[start INPUT RECORDS]

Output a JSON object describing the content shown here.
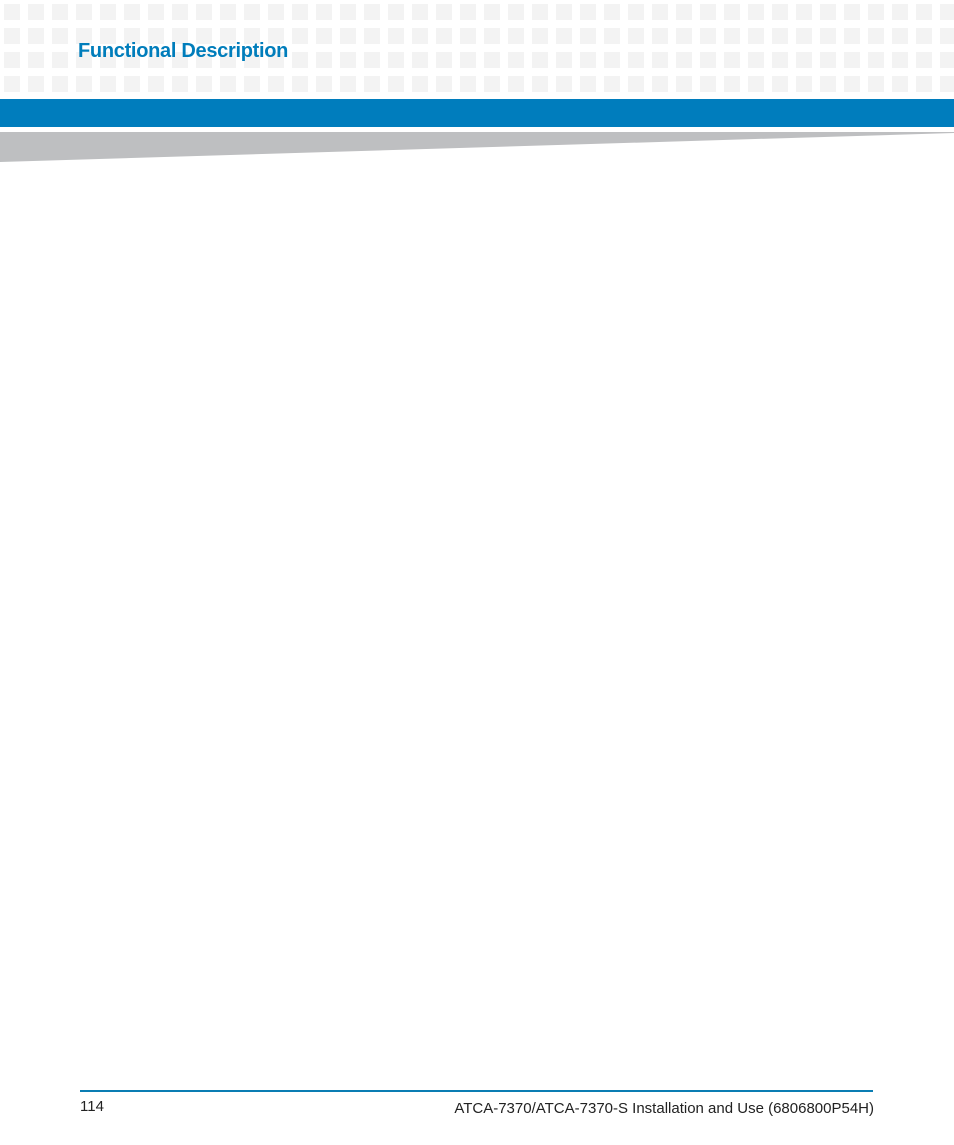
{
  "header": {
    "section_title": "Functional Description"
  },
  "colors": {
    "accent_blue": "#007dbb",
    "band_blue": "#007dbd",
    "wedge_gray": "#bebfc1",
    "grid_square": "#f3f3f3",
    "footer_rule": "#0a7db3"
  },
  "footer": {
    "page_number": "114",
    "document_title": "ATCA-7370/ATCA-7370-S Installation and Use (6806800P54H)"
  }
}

[end INPUT RECORDS]

▶ _WRITTEN EXERCISE_:
Each record above should come back exactly the same, only without its pictures.

▶ _WORKED SOLUTION_:
Output a JSON object describing the content shown here.
{
  "header": {
    "section_title": "Functional Description"
  },
  "colors": {
    "accent_blue": "#007dbb",
    "band_blue": "#007dbd",
    "wedge_gray": "#bebfc1",
    "grid_square": "#f3f3f3",
    "footer_rule": "#0a7db3"
  },
  "footer": {
    "page_number": "114",
    "document_title": "ATCA-7370/ATCA-7370-S Installation and Use (6806800P54H)"
  }
}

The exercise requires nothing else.